**Dataset content:**

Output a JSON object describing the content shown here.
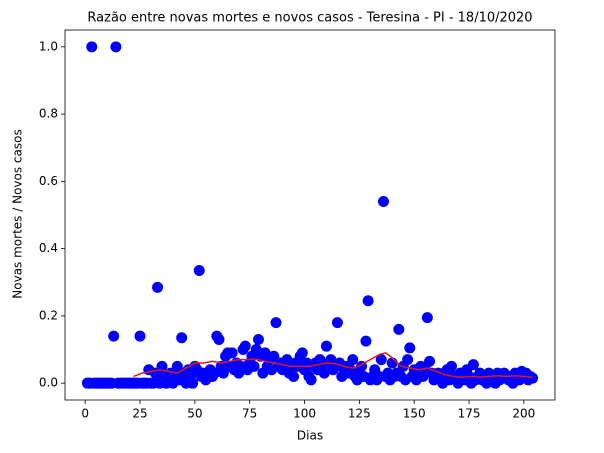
{
  "chart_data": {
    "type": "scatter",
    "title": "Razão entre novas mortes e novos casos - Teresina - PI - 18/10/2020",
    "xlabel": "Dias",
    "ylabel": "Novas mortes / Novos casos",
    "xlim": [
      -9.2,
      214.2
    ],
    "ylim": [
      -0.05,
      1.05
    ],
    "xticks": [
      0,
      25,
      50,
      75,
      100,
      125,
      150,
      175,
      200
    ],
    "yticks": [
      {
        "value": 0,
        "label": "0.0"
      },
      0.2,
      0.4,
      0.6,
      0.8,
      {
        "value": 1,
        "label": "1.0"
      }
    ],
    "series": [
      {
        "type": "scatter",
        "color": "#0000ff",
        "x": [
          1,
          2,
          3,
          4,
          5,
          6,
          7,
          8,
          9,
          10,
          11,
          12,
          13,
          14,
          15,
          16,
          17,
          18,
          19,
          20,
          21,
          22,
          23,
          24,
          25,
          26,
          27,
          28,
          29,
          30,
          31,
          32,
          33,
          34,
          35,
          36,
          37,
          38,
          39,
          40,
          41,
          42,
          43,
          44,
          45,
          46,
          47,
          48,
          49,
          50,
          51,
          52,
          53,
          54,
          55,
          56,
          57,
          58,
          59,
          60,
          61,
          62,
          63,
          64,
          65,
          66,
          67,
          68,
          69,
          70,
          71,
          72,
          73,
          74,
          75,
          76,
          77,
          78,
          79,
          80,
          81,
          82,
          83,
          84,
          85,
          86,
          87,
          88,
          89,
          90,
          91,
          92,
          93,
          94,
          95,
          96,
          97,
          98,
          99,
          100,
          101,
          102,
          103,
          104,
          105,
          106,
          107,
          108,
          109,
          110,
          111,
          112,
          113,
          114,
          115,
          116,
          117,
          118,
          119,
          120,
          121,
          122,
          123,
          124,
          125,
          126,
          127,
          128,
          129,
          130,
          131,
          132,
          133,
          134,
          135,
          136,
          137,
          138,
          139,
          140,
          141,
          142,
          143,
          144,
          145,
          146,
          147,
          148,
          149,
          150,
          151,
          152,
          153,
          154,
          155,
          156,
          157,
          158,
          159,
          160,
          161,
          162,
          163,
          164,
          165,
          166,
          167,
          168,
          169,
          170,
          171,
          172,
          173,
          174,
          175,
          176,
          177,
          178,
          179,
          180,
          181,
          182,
          183,
          184,
          185,
          186,
          187,
          188,
          189,
          190,
          191,
          192,
          193,
          194,
          195,
          196,
          197,
          198,
          199,
          200,
          201,
          202,
          203,
          204
        ],
        "values": [
          0,
          0,
          1.0,
          0,
          0,
          0,
          0,
          0,
          0,
          0,
          0,
          0,
          0.14,
          1.0,
          0,
          0,
          0,
          0,
          0,
          0,
          0,
          0,
          0,
          0,
          0.14,
          0,
          0,
          0,
          0.04,
          0,
          0,
          0.03,
          0.285,
          0,
          0.05,
          0.02,
          0,
          0.01,
          0.03,
          0,
          0.02,
          0.05,
          0.01,
          0.135,
          0.03,
          0,
          0.04,
          0.02,
          0,
          0.05,
          0.04,
          0.335,
          0.02,
          0.03,
          0.01,
          0.02,
          0.04,
          0.02,
          0.03,
          0.14,
          0.13,
          0.05,
          0.03,
          0.08,
          0.09,
          0.05,
          0.09,
          0.04,
          0.06,
          0.03,
          0.05,
          0.1,
          0.11,
          0.04,
          0.06,
          0.08,
          0.05,
          0.1,
          0.13,
          0.08,
          0.03,
          0.09,
          0.05,
          0.07,
          0.04,
          0.08,
          0.18,
          0.05,
          0.06,
          0.04,
          0.06,
          0.07,
          0.03,
          0.05,
          0.02,
          0.06,
          0.05,
          0.08,
          0.09,
          0.04,
          0.06,
          0.02,
          0.01,
          0.05,
          0.06,
          0.04,
          0.07,
          0.05,
          0.03,
          0.11,
          0.06,
          0.07,
          0.04,
          0.05,
          0.18,
          0.06,
          0.02,
          0.04,
          0.05,
          0.03,
          0.04,
          0.07,
          0.02,
          0.01,
          0.03,
          0.05,
          0.02,
          0.125,
          0.245,
          0.01,
          0.02,
          0.04,
          0.01,
          0.02,
          0.07,
          0.54,
          0.02,
          0.03,
          0.01,
          0.06,
          0.02,
          0.03,
          0.16,
          0.02,
          0.05,
          0.01,
          0.07,
          0.105,
          0.02,
          0.04,
          0.01,
          0.03,
          0.05,
          0.02,
          0.04,
          0.195,
          0.065,
          0.03,
          0.01,
          0.02,
          0.03,
          0.01,
          0,
          0.02,
          0.04,
          0.01,
          0.05,
          0.02,
          0.01,
          0,
          0.03,
          0.02,
          0.01,
          0.04,
          0.02,
          0,
          0.055,
          0.01,
          0.02,
          0.03,
          0.01,
          0.02,
          0,
          0.03,
          0.01,
          0.02,
          0,
          0.03,
          0.01,
          0.02,
          0.03,
          0.02,
          0.01,
          0.02,
          0,
          0.03,
          0.02,
          0.01,
          0.035,
          0.02,
          0.03,
          0.01,
          0.02,
          0.015
        ]
      },
      {
        "type": "line",
        "color": "#e0161c",
        "x": [
          22,
          26,
          30,
          34,
          38,
          42,
          46,
          50,
          54,
          58,
          62,
          66,
          70,
          74,
          78,
          82,
          86,
          90,
          94,
          98,
          102,
          106,
          110,
          114,
          118,
          122,
          126,
          130,
          134,
          137,
          140,
          144,
          148,
          152,
          156,
          160,
          164,
          168,
          172,
          176,
          180,
          184,
          188,
          192,
          196,
          200,
          204
        ],
        "values": [
          0.02,
          0.03,
          0.035,
          0.04,
          0.035,
          0.03,
          0.045,
          0.06,
          0.06,
          0.065,
          0.06,
          0.065,
          0.07,
          0.07,
          0.072,
          0.065,
          0.06,
          0.055,
          0.05,
          0.05,
          0.05,
          0.055,
          0.06,
          0.058,
          0.05,
          0.045,
          0.055,
          0.07,
          0.085,
          0.09,
          0.075,
          0.05,
          0.045,
          0.04,
          0.045,
          0.035,
          0.025,
          0.02,
          0.018,
          0.02,
          0.018,
          0.02,
          0.022,
          0.02,
          0.022,
          0.02,
          0.018
        ]
      }
    ]
  }
}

**What you have to do:**
Retype the entries word for word. Omit any images.

**The answer:**
Output a JSON object describing the content shown here.
{
  "chart_data": {
    "type": "scatter",
    "title": "Razão entre novas mortes e novos casos - Teresina - PI - 18/10/2020",
    "xlabel": "Dias",
    "ylabel": "Novas mortes / Novos casos",
    "xlim": [
      -9.2,
      214.2
    ],
    "ylim": [
      -0.05,
      1.05
    ],
    "xticks": [
      0,
      25,
      50,
      75,
      100,
      125,
      150,
      175,
      200
    ],
    "yticks": [
      {
        "value": 0,
        "label": "0.0"
      },
      0.2,
      0.4,
      0.6,
      0.8,
      {
        "value": 1,
        "label": "1.0"
      }
    ],
    "series": [
      {
        "type": "scatter",
        "color": "#0000ff",
        "x": [
          1,
          2,
          3,
          4,
          5,
          6,
          7,
          8,
          9,
          10,
          11,
          12,
          13,
          14,
          15,
          16,
          17,
          18,
          19,
          20,
          21,
          22,
          23,
          24,
          25,
          26,
          27,
          28,
          29,
          30,
          31,
          32,
          33,
          34,
          35,
          36,
          37,
          38,
          39,
          40,
          41,
          42,
          43,
          44,
          45,
          46,
          47,
          48,
          49,
          50,
          51,
          52,
          53,
          54,
          55,
          56,
          57,
          58,
          59,
          60,
          61,
          62,
          63,
          64,
          65,
          66,
          67,
          68,
          69,
          70,
          71,
          72,
          73,
          74,
          75,
          76,
          77,
          78,
          79,
          80,
          81,
          82,
          83,
          84,
          85,
          86,
          87,
          88,
          89,
          90,
          91,
          92,
          93,
          94,
          95,
          96,
          97,
          98,
          99,
          100,
          101,
          102,
          103,
          104,
          105,
          106,
          107,
          108,
          109,
          110,
          111,
          112,
          113,
          114,
          115,
          116,
          117,
          118,
          119,
          120,
          121,
          122,
          123,
          124,
          125,
          126,
          127,
          128,
          129,
          130,
          131,
          132,
          133,
          134,
          135,
          136,
          137,
          138,
          139,
          140,
          141,
          142,
          143,
          144,
          145,
          146,
          147,
          148,
          149,
          150,
          151,
          152,
          153,
          154,
          155,
          156,
          157,
          158,
          159,
          160,
          161,
          162,
          163,
          164,
          165,
          166,
          167,
          168,
          169,
          170,
          171,
          172,
          173,
          174,
          175,
          176,
          177,
          178,
          179,
          180,
          181,
          182,
          183,
          184,
          185,
          186,
          187,
          188,
          189,
          190,
          191,
          192,
          193,
          194,
          195,
          196,
          197,
          198,
          199,
          200,
          201,
          202,
          203,
          204
        ],
        "values": [
          0,
          0,
          1.0,
          0,
          0,
          0,
          0,
          0,
          0,
          0,
          0,
          0,
          0.14,
          1.0,
          0,
          0,
          0,
          0,
          0,
          0,
          0,
          0,
          0,
          0,
          0.14,
          0,
          0,
          0,
          0.04,
          0,
          0,
          0.03,
          0.285,
          0,
          0.05,
          0.02,
          0,
          0.01,
          0.03,
          0,
          0.02,
          0.05,
          0.01,
          0.135,
          0.03,
          0,
          0.04,
          0.02,
          0,
          0.05,
          0.04,
          0.335,
          0.02,
          0.03,
          0.01,
          0.02,
          0.04,
          0.02,
          0.03,
          0.14,
          0.13,
          0.05,
          0.03,
          0.08,
          0.09,
          0.05,
          0.09,
          0.04,
          0.06,
          0.03,
          0.05,
          0.1,
          0.11,
          0.04,
          0.06,
          0.08,
          0.05,
          0.1,
          0.13,
          0.08,
          0.03,
          0.09,
          0.05,
          0.07,
          0.04,
          0.08,
          0.18,
          0.05,
          0.06,
          0.04,
          0.06,
          0.07,
          0.03,
          0.05,
          0.02,
          0.06,
          0.05,
          0.08,
          0.09,
          0.04,
          0.06,
          0.02,
          0.01,
          0.05,
          0.06,
          0.04,
          0.07,
          0.05,
          0.03,
          0.11,
          0.06,
          0.07,
          0.04,
          0.05,
          0.18,
          0.06,
          0.02,
          0.04,
          0.05,
          0.03,
          0.04,
          0.07,
          0.02,
          0.01,
          0.03,
          0.05,
          0.02,
          0.125,
          0.245,
          0.01,
          0.02,
          0.04,
          0.01,
          0.02,
          0.07,
          0.54,
          0.02,
          0.03,
          0.01,
          0.06,
          0.02,
          0.03,
          0.16,
          0.02,
          0.05,
          0.01,
          0.07,
          0.105,
          0.02,
          0.04,
          0.01,
          0.03,
          0.05,
          0.02,
          0.04,
          0.195,
          0.065,
          0.03,
          0.01,
          0.02,
          0.03,
          0.01,
          0,
          0.02,
          0.04,
          0.01,
          0.05,
          0.02,
          0.01,
          0,
          0.03,
          0.02,
          0.01,
          0.04,
          0.02,
          0,
          0.055,
          0.01,
          0.02,
          0.03,
          0.01,
          0.02,
          0,
          0.03,
          0.01,
          0.02,
          0,
          0.03,
          0.01,
          0.02,
          0.03,
          0.02,
          0.01,
          0.02,
          0,
          0.03,
          0.02,
          0.01,
          0.035,
          0.02,
          0.03,
          0.01,
          0.02,
          0.015
        ]
      },
      {
        "type": "line",
        "color": "#e0161c",
        "x": [
          22,
          26,
          30,
          34,
          38,
          42,
          46,
          50,
          54,
          58,
          62,
          66,
          70,
          74,
          78,
          82,
          86,
          90,
          94,
          98,
          102,
          106,
          110,
          114,
          118,
          122,
          126,
          130,
          134,
          137,
          140,
          144,
          148,
          152,
          156,
          160,
          164,
          168,
          172,
          176,
          180,
          184,
          188,
          192,
          196,
          200,
          204
        ],
        "values": [
          0.02,
          0.03,
          0.035,
          0.04,
          0.035,
          0.03,
          0.045,
          0.06,
          0.06,
          0.065,
          0.06,
          0.065,
          0.07,
          0.07,
          0.072,
          0.065,
          0.06,
          0.055,
          0.05,
          0.05,
          0.05,
          0.055,
          0.06,
          0.058,
          0.05,
          0.045,
          0.055,
          0.07,
          0.085,
          0.09,
          0.075,
          0.05,
          0.045,
          0.04,
          0.045,
          0.035,
          0.025,
          0.02,
          0.018,
          0.02,
          0.018,
          0.02,
          0.022,
          0.02,
          0.022,
          0.02,
          0.018
        ]
      }
    ]
  }
}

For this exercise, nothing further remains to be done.